作業指示:
下の提示文の「このとき、「プラットフォーム」から「きに、エラーが発生しました。」までを、一字も変えずにすべて書き写してください。

提示文:
===============
エラー発生環境と状況
エラー発生環境
エラー発生状況
以下の記事では、VivadoでカスタムIPを作成後、Vitisでプラットフォームプロジェクトを作成し、アプリケーションプロジェクトのビルドを行いました。
このとき、「プラットフォームプロジェクトのビルド時」「アプリケーションプロジェクトのビルド時」の2箇所でエラーが発生しました。
以下では、エラー発生時の状況を詳述します。
エラー発生時の状況① プラットフォームプロジェクトのビルド時
カスタムIPを含むプラットフォームプロジェクトをビルドするときに、エラーが発生しました。
XSAファイルを読み込みプロジェクトを立ち上げた直後、Assistantウィンドウのdesign_1_wrapperをビルドすると、以下のエラーが発生しました。
エラー発生時ウィンドウ
エラー発生時コンソール
arm-none-eabi-ar: creating ../../../lib/libxil.a
arm-none-eabi-ar: *.o: Invalid argument
make[2]: *** [Makefile:19: libs] Error 1
make[1]: *** [Makefile:46: ps7_cortexa9_0/libsrc/led_config_v1_0/src/make.libs] Error 2
make: *** [Makefile:18: all] Error 2
make: Leaving directory '../workspace/design_1_wrapper/zynq_fsbl/zynq_fsbl_bsp'
/*略*/
c:/xilinx/vitis/2020.2/gnu/aarch32/nt/gcc-arm-none-eabi/x86_64-oesdk-mingw32/usr/bin/arm-xilinx-eabi/../../libexec/arm-xilinx-eabi/gcc/arm-xilinx-eabi/9.2.0/real-ld.exe: cannot find -lrsa
collect2.exe: error: ld returned 1 exit status
make: *** [Makefile:27: fsbl.elf] Error 1
Building the BSP Library for domain - standalone_ps7_cortexa9_0 on processor ps7_cortexa9_0
make --no-print-directory seq_libs
/*略*/
arm-none-eabi-ar: creating ../../../lib/libxil.a
arm-none-eabi-ar: *.o: Invalid argument
make[2]: *** [Makefile:19: libs] Error 1
make[1]: *** [Makefile:46: ps7_cortexa9_0/libsrc/led_config_v1_0/src/make.libs] Error 2
make: *** [Makefile:18: all] Error 2
Failed to build the bsp sources for domain - standalone_ps7_cortexa9_0
Failed to generate the platform.
===============
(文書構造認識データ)
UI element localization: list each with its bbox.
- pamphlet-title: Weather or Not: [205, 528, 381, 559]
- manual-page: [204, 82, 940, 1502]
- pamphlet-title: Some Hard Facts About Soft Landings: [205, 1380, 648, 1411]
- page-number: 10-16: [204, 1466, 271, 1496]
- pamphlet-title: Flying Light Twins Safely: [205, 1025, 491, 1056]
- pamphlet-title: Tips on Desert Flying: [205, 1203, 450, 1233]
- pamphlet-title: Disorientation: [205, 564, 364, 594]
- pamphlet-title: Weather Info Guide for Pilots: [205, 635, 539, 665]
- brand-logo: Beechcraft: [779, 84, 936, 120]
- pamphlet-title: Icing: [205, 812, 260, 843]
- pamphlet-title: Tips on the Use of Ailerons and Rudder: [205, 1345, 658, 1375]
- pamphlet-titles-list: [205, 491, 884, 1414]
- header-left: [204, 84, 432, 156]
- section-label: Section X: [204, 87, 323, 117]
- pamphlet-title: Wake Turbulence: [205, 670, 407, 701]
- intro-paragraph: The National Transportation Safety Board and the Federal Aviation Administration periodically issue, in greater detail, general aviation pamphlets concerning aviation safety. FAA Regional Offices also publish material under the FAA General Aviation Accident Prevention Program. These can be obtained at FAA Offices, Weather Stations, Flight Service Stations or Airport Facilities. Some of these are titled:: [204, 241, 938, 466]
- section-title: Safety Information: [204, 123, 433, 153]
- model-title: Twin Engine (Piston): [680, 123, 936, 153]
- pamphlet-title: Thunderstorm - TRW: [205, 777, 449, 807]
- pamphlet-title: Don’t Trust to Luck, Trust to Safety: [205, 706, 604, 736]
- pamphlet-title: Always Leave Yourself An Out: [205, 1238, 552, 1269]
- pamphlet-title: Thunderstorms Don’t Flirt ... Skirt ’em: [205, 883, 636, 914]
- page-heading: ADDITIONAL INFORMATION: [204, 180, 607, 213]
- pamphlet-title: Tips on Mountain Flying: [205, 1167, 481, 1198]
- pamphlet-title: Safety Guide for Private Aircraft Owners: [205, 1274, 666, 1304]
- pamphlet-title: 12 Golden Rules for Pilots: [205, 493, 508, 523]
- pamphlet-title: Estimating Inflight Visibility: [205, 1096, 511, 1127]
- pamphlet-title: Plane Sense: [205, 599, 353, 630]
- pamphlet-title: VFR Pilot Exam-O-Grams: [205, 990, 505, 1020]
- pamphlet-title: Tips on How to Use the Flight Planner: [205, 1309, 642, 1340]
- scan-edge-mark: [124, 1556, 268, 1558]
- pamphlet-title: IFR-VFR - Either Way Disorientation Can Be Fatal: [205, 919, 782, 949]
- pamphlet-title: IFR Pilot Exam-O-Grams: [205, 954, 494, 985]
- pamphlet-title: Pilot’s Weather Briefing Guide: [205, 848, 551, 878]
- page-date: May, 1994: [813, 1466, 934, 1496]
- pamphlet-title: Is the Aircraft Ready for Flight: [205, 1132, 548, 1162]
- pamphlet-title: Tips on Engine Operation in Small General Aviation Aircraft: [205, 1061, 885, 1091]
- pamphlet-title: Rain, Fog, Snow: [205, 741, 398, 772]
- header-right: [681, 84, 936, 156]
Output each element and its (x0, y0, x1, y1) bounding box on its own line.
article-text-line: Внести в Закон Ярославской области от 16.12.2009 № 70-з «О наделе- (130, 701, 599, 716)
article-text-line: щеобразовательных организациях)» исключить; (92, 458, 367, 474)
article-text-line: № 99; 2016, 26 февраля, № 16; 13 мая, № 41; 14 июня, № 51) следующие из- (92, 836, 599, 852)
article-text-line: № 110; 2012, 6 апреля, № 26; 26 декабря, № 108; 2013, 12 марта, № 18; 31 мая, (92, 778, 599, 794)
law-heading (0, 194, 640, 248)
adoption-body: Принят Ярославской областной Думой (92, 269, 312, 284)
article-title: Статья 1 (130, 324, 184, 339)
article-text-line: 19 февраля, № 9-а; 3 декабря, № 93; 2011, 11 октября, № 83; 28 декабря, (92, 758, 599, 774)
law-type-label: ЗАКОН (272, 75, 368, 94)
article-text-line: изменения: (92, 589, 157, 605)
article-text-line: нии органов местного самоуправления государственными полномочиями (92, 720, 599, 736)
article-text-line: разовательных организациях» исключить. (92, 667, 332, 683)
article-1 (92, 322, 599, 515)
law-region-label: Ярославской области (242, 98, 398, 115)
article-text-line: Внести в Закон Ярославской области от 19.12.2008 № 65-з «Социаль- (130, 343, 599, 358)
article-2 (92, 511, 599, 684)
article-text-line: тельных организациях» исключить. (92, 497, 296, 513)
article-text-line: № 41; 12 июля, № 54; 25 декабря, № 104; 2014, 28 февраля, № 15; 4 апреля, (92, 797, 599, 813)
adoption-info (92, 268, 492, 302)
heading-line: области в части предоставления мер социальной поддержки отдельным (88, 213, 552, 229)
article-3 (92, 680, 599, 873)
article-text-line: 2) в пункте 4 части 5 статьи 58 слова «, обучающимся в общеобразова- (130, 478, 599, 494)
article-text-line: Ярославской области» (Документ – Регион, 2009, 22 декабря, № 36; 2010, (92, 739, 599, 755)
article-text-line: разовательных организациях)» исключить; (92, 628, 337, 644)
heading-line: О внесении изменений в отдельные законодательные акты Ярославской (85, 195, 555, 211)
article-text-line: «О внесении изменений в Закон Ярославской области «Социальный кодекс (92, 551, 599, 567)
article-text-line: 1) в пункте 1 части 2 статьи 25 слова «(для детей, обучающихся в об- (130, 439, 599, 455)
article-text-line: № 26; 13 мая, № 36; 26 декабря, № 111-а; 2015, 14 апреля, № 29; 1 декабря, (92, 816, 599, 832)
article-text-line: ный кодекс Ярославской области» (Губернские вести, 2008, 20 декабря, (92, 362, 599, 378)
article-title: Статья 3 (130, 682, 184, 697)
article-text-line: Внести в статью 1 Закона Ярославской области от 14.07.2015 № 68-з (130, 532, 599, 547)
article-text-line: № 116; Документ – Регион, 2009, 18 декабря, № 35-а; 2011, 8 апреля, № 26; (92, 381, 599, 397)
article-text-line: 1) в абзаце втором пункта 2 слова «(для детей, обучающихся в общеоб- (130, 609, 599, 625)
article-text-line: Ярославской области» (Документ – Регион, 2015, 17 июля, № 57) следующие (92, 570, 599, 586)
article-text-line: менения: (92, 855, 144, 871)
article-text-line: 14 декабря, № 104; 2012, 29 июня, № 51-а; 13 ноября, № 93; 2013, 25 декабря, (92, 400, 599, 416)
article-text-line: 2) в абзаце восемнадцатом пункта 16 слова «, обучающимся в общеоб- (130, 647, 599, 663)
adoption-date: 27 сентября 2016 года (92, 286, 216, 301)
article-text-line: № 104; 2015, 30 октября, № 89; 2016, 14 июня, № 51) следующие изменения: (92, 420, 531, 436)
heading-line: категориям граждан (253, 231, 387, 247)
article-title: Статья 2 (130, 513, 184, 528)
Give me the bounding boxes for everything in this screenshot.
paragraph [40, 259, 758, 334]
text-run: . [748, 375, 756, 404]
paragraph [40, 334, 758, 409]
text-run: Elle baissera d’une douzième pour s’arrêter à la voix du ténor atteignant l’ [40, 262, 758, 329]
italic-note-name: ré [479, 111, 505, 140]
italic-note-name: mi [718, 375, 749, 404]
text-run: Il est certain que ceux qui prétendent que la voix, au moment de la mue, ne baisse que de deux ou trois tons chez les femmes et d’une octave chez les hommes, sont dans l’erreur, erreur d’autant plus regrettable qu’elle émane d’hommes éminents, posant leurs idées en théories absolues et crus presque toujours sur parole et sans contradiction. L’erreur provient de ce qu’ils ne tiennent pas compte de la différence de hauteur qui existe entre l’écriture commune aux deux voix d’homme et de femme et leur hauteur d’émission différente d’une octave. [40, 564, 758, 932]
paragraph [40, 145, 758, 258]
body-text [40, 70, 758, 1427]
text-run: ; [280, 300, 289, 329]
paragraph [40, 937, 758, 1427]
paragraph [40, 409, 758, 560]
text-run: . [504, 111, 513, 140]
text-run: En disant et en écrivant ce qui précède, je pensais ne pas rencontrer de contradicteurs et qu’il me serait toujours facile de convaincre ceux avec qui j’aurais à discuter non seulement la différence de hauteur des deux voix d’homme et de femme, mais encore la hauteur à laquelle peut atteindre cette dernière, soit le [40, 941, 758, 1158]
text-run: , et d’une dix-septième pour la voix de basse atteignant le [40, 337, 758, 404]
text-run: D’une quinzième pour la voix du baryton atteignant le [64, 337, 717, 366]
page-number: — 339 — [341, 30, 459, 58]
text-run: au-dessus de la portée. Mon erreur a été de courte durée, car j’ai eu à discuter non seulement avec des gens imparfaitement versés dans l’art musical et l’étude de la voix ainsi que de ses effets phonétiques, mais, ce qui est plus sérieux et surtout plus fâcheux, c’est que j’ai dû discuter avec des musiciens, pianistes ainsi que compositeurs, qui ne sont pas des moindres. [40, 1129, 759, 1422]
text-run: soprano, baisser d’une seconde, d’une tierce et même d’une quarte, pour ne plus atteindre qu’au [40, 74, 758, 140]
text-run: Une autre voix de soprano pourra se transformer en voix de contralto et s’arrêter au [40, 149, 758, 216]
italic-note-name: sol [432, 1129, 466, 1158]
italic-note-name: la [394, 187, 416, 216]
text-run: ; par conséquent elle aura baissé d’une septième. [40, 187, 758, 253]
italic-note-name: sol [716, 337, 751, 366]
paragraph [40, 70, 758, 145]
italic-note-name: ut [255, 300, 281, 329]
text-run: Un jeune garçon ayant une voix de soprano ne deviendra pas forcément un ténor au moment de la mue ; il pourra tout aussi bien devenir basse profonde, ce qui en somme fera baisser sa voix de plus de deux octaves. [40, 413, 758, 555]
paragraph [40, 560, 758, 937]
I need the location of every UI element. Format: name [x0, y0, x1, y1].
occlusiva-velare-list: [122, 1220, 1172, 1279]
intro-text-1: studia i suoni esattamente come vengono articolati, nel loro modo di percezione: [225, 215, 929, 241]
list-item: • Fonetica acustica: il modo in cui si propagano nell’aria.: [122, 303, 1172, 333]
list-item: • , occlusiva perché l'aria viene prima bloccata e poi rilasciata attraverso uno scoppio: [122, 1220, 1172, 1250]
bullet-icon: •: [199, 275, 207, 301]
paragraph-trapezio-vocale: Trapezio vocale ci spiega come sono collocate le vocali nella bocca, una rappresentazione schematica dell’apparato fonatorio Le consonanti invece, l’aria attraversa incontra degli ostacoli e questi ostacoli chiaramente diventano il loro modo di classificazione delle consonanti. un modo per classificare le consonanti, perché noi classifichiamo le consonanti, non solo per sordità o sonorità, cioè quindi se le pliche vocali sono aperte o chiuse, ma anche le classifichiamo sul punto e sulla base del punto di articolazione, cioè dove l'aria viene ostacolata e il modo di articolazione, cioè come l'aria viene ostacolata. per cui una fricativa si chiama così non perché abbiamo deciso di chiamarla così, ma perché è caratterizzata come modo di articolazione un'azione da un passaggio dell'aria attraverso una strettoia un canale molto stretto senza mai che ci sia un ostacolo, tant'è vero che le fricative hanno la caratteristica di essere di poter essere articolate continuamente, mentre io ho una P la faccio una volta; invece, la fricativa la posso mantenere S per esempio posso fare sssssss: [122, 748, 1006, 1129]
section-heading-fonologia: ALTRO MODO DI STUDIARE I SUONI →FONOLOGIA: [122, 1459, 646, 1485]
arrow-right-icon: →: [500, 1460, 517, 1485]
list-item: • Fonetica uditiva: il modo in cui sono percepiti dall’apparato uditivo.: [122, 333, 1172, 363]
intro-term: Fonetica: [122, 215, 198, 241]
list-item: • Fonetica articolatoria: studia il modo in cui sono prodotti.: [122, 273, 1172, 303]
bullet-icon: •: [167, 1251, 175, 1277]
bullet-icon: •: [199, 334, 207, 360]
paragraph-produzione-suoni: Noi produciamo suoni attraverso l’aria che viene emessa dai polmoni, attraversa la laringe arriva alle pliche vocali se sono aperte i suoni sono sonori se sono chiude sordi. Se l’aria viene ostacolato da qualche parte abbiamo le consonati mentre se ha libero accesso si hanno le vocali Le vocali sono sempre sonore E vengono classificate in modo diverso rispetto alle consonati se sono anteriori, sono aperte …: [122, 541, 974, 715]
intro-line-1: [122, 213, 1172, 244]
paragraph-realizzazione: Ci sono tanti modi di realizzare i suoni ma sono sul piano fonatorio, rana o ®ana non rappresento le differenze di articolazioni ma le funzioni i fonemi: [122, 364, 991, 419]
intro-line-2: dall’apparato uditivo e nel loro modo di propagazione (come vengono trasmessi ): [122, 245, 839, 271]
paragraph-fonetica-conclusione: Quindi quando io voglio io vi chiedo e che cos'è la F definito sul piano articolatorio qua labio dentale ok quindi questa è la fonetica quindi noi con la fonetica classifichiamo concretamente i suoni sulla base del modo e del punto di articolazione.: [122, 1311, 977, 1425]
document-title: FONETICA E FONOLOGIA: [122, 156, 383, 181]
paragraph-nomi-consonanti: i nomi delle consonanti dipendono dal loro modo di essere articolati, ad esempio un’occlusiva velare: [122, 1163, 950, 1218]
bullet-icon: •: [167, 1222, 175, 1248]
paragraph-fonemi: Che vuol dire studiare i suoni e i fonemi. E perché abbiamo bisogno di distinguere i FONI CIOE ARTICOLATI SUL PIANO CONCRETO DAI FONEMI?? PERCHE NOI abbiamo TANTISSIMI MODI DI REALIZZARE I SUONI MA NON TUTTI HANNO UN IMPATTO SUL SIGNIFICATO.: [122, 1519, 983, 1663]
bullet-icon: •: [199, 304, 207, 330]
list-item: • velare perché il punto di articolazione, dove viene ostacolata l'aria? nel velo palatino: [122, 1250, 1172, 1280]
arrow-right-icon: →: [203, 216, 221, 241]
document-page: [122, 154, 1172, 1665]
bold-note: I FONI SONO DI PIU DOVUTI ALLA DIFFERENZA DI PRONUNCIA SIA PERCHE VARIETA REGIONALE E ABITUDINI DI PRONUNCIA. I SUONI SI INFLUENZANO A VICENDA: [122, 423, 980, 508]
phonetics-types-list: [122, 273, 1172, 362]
===============
解答:
このとき、「プラットフォームプロジェクトのビルド時」「アプリケーションプロジェクトのビルド時」の2箇所でエラーが発生しました。
以下では、エラー発生時の状況を詳述します。
エラー発生時の状況① プラットフォームプロジェクトのビルド時
カスタムIPを含むプラットフォームプロジェクトをビルドするときに、エラーが発生しました。